== TASK OBJECTIVE ==
Return every record exactly as written.

== DATA FOR THIS TASK ==
** START **
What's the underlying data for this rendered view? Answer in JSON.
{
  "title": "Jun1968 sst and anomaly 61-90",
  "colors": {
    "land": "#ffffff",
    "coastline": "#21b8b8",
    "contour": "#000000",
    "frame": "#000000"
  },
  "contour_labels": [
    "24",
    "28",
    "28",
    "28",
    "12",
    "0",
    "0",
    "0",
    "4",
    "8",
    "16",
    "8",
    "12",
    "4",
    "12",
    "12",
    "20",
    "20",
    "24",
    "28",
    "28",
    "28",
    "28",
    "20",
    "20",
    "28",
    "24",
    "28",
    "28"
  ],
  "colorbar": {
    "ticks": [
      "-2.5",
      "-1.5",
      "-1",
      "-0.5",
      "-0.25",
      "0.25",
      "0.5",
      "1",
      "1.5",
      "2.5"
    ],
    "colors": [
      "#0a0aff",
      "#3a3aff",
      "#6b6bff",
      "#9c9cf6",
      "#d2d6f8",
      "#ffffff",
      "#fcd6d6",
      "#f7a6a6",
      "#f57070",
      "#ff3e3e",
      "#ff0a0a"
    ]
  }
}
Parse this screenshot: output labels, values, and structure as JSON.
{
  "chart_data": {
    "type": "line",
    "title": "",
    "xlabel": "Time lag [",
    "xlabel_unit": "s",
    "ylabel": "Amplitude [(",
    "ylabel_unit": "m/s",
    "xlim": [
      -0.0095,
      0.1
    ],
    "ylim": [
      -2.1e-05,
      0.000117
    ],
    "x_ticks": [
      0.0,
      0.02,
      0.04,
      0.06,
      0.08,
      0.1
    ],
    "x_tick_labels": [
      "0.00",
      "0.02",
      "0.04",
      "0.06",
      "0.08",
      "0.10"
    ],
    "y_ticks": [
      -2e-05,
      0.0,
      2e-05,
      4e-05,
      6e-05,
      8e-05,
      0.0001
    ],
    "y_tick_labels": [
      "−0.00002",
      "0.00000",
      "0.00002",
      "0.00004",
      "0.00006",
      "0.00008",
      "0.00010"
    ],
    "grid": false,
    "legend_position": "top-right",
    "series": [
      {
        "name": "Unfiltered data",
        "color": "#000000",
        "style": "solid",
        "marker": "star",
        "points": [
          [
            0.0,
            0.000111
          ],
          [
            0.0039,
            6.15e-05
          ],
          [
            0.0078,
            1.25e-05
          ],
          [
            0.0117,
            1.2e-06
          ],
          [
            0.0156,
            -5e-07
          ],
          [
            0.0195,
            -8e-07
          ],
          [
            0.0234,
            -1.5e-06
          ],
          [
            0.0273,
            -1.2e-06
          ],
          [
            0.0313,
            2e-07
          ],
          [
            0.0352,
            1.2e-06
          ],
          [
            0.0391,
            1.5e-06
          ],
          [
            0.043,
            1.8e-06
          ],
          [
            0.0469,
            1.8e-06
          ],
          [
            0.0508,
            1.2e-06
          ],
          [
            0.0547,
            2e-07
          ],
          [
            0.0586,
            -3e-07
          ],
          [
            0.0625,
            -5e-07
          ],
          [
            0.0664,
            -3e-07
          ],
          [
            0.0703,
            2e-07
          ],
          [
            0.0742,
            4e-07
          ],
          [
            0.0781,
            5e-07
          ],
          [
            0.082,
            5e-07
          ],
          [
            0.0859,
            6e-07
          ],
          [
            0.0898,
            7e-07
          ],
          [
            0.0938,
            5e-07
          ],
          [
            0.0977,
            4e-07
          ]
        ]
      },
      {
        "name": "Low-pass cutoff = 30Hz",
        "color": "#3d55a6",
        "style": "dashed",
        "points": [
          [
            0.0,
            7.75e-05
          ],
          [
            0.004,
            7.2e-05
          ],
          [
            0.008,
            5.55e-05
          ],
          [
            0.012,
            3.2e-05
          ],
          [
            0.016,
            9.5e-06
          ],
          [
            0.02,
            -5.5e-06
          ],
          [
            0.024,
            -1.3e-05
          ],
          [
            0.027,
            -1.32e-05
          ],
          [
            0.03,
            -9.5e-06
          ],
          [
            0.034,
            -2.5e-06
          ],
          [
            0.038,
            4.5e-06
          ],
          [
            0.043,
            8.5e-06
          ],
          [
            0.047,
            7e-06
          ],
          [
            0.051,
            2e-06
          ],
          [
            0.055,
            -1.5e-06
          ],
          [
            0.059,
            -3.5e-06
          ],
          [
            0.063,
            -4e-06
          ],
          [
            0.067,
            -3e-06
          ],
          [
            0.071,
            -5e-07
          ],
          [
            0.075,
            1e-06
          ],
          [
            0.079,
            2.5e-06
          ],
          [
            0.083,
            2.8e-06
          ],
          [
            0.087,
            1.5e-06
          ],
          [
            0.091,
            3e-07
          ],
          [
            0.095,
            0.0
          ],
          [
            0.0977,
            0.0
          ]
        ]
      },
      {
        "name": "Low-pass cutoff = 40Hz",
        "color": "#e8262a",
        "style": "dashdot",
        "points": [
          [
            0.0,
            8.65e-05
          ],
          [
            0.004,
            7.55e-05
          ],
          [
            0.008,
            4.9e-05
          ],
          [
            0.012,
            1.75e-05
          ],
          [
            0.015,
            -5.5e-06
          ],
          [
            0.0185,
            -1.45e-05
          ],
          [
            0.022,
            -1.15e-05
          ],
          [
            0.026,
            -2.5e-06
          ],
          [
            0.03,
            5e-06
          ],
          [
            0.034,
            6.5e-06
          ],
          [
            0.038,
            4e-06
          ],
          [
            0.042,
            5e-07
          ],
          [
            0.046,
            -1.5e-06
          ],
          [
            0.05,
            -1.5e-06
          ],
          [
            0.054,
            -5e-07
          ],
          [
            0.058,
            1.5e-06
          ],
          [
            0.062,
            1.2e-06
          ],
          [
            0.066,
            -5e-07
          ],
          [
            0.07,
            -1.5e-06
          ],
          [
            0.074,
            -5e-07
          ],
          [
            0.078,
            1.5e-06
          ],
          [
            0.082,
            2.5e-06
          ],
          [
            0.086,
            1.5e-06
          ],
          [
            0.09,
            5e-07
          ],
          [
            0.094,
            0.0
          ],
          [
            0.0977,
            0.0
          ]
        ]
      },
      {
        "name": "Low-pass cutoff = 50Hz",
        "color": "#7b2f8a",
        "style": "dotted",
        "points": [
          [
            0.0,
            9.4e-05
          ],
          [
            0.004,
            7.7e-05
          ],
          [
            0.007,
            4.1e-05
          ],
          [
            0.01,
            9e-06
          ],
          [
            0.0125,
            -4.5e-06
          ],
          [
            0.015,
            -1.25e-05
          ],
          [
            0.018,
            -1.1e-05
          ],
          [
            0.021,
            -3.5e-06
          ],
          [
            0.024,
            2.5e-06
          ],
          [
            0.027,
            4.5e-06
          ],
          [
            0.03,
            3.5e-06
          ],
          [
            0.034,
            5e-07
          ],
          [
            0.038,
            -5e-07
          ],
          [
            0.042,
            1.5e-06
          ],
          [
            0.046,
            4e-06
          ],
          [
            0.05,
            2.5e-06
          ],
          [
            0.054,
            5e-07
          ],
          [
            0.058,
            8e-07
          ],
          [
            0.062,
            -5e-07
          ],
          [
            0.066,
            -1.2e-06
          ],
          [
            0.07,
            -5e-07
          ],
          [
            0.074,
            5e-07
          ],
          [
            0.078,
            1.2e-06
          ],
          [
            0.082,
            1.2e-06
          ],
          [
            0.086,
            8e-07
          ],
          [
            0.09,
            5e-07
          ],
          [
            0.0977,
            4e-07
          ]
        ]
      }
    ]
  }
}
** END **
== TASK RESULT ==
What's the underlying data for this rendered view? Answer in JSON.
{
  "title": "Jun1968 sst and anomaly 61-90",
  "colors": {
    "land": "#ffffff",
    "coastline": "#21b8b8",
    "contour": "#000000",
    "frame": "#000000"
  },
  "contour_labels": [
    "24",
    "28",
    "28",
    "28",
    "12",
    "0",
    "0",
    "0",
    "4",
    "8",
    "16",
    "8",
    "12",
    "4",
    "12",
    "12",
    "20",
    "20",
    "24",
    "28",
    "28",
    "28",
    "28",
    "20",
    "20",
    "28",
    "24",
    "28",
    "28"
  ],
  "colorbar": {
    "ticks": [
      "-2.5",
      "-1.5",
      "-1",
      "-0.5",
      "-0.25",
      "0.25",
      "0.5",
      "1",
      "1.5",
      "2.5"
    ],
    "colors": [
      "#0a0aff",
      "#3a3aff",
      "#6b6bff",
      "#9c9cf6",
      "#d2d6f8",
      "#ffffff",
      "#fcd6d6",
      "#f7a6a6",
      "#f57070",
      "#ff3e3e",
      "#ff0a0a"
    ]
  }
}
Parse this screenshot: output labels, values, and structure as JSON.
{
  "chart_data": {
    "type": "line",
    "title": "",
    "xlabel": "Time lag [",
    "xlabel_unit": "s",
    "ylabel": "Amplitude [(",
    "ylabel_unit": "m/s",
    "xlim": [
      -0.0095,
      0.1
    ],
    "ylim": [
      -2.1e-05,
      0.000117
    ],
    "x_ticks": [
      0.0,
      0.02,
      0.04,
      0.06,
      0.08,
      0.1
    ],
    "x_tick_labels": [
      "0.00",
      "0.02",
      "0.04",
      "0.06",
      "0.08",
      "0.10"
    ],
    "y_ticks": [
      -2e-05,
      0.0,
      2e-05,
      4e-05,
      6e-05,
      8e-05,
      0.0001
    ],
    "y_tick_labels": [
      "−0.00002",
      "0.00000",
      "0.00002",
      "0.00004",
      "0.00006",
      "0.00008",
      "0.00010"
    ],
    "grid": false,
    "legend_position": "top-right",
    "series": [
      {
        "name": "Unfiltered data",
        "color": "#000000",
        "style": "solid",
        "marker": "star",
        "points": [
          [
            0.0,
            0.000111
          ],
          [
            0.0039,
            6.15e-05
          ],
          [
            0.0078,
            1.25e-05
          ],
          [
            0.0117,
            1.2e-06
          ],
          [
            0.0156,
            -5e-07
          ],
          [
            0.0195,
            -8e-07
          ],
          [
            0.0234,
            -1.5e-06
          ],
          [
            0.0273,
            -1.2e-06
          ],
          [
            0.0313,
            2e-07
          ],
          [
            0.0352,
            1.2e-06
          ],
          [
            0.0391,
            1.5e-06
          ],
          [
            0.043,
            1.8e-06
          ],
          [
            0.0469,
            1.8e-06
          ],
          [
            0.0508,
            1.2e-06
          ],
          [
            0.0547,
            2e-07
          ],
          [
            0.0586,
            -3e-07
          ],
          [
            0.0625,
            -5e-07
          ],
          [
            0.0664,
            -3e-07
          ],
          [
            0.0703,
            2e-07
          ],
          [
            0.0742,
            4e-07
          ],
          [
            0.0781,
            5e-07
          ],
          [
            0.082,
            5e-07
          ],
          [
            0.0859,
            6e-07
          ],
          [
            0.0898,
            7e-07
          ],
          [
            0.0938,
            5e-07
          ],
          [
            0.0977,
            4e-07
          ]
        ]
      },
      {
        "name": "Low-pass cutoff = 30Hz",
        "color": "#3d55a6",
        "style": "dashed",
        "points": [
          [
            0.0,
            7.75e-05
          ],
          [
            0.004,
            7.2e-05
          ],
          [
            0.008,
            5.55e-05
          ],
          [
            0.012,
            3.2e-05
          ],
          [
            0.016,
            9.5e-06
          ],
          [
            0.02,
            -5.5e-06
          ],
          [
            0.024,
            -1.3e-05
          ],
          [
            0.027,
            -1.32e-05
          ],
          [
            0.03,
            -9.5e-06
          ],
          [
            0.034,
            -2.5e-06
          ],
          [
            0.038,
            4.5e-06
          ],
          [
            0.043,
            8.5e-06
          ],
          [
            0.047,
            7e-06
          ],
          [
            0.051,
            2e-06
          ],
          [
            0.055,
            -1.5e-06
          ],
          [
            0.059,
            -3.5e-06
          ],
          [
            0.063,
            -4e-06
          ],
          [
            0.067,
            -3e-06
          ],
          [
            0.071,
            -5e-07
          ],
          [
            0.075,
            1e-06
          ],
          [
            0.079,
            2.5e-06
          ],
          [
            0.083,
            2.8e-06
          ],
          [
            0.087,
            1.5e-06
          ],
          [
            0.091,
            3e-07
          ],
          [
            0.095,
            0.0
          ],
          [
            0.0977,
            0.0
          ]
        ]
      },
      {
        "name": "Low-pass cutoff = 40Hz",
        "color": "#e8262a",
        "style": "dashdot",
        "points": [
          [
            0.0,
            8.65e-05
          ],
          [
            0.004,
            7.55e-05
          ],
          [
            0.008,
            4.9e-05
          ],
          [
            0.012,
            1.75e-05
          ],
          [
            0.015,
            -5.5e-06
          ],
          [
            0.0185,
            -1.45e-05
          ],
          [
            0.022,
            -1.15e-05
          ],
          [
            0.026,
            -2.5e-06
          ],
          [
            0.03,
            5e-06
          ],
          [
            0.034,
            6.5e-06
          ],
          [
            0.038,
            4e-06
          ],
          [
            0.042,
            5e-07
          ],
          [
            0.046,
            -1.5e-06
          ],
          [
            0.05,
            -1.5e-06
          ],
          [
            0.054,
            -5e-07
          ],
          [
            0.058,
            1.5e-06
          ],
          [
            0.062,
            1.2e-06
          ],
          [
            0.066,
            -5e-07
          ],
          [
            0.07,
            -1.5e-06
          ],
          [
            0.074,
            -5e-07
          ],
          [
            0.078,
            1.5e-06
          ],
          [
            0.082,
            2.5e-06
          ],
          [
            0.086,
            1.5e-06
          ],
          [
            0.09,
            5e-07
          ],
          [
            0.094,
            0.0
          ],
          [
            0.0977,
            0.0
          ]
        ]
      },
      {
        "name": "Low-pass cutoff = 50Hz",
        "color": "#7b2f8a",
        "style": "dotted",
        "points": [
          [
            0.0,
            9.4e-05
          ],
          [
            0.004,
            7.7e-05
          ],
          [
            0.007,
            4.1e-05
          ],
          [
            0.01,
            9e-06
          ],
          [
            0.0125,
            -4.5e-06
          ],
          [
            0.015,
            -1.25e-05
          ],
          [
            0.018,
            -1.1e-05
          ],
          [
            0.021,
            -3.5e-06
          ],
          [
            0.024,
            2.5e-06
          ],
          [
            0.027,
            4.5e-06
          ],
          [
            0.03,
            3.5e-06
          ],
          [
            0.034,
            5e-07
          ],
          [
            0.038,
            -5e-07
          ],
          [
            0.042,
            1.5e-06
          ],
          [
            0.046,
            4e-06
          ],
          [
            0.05,
            2.5e-06
          ],
          [
            0.054,
            5e-07
          ],
          [
            0.058,
            8e-07
          ],
          [
            0.062,
            -5e-07
          ],
          [
            0.066,
            -1.2e-06
          ],
          [
            0.07,
            -5e-07
          ],
          [
            0.074,
            5e-07
          ],
          [
            0.078,
            1.2e-06
          ],
          [
            0.082,
            1.2e-06
          ],
          [
            0.086,
            8e-07
          ],
          [
            0.09,
            5e-07
          ],
          [
            0.0977,
            4e-07
          ]
        ]
      }
    ]
  }
}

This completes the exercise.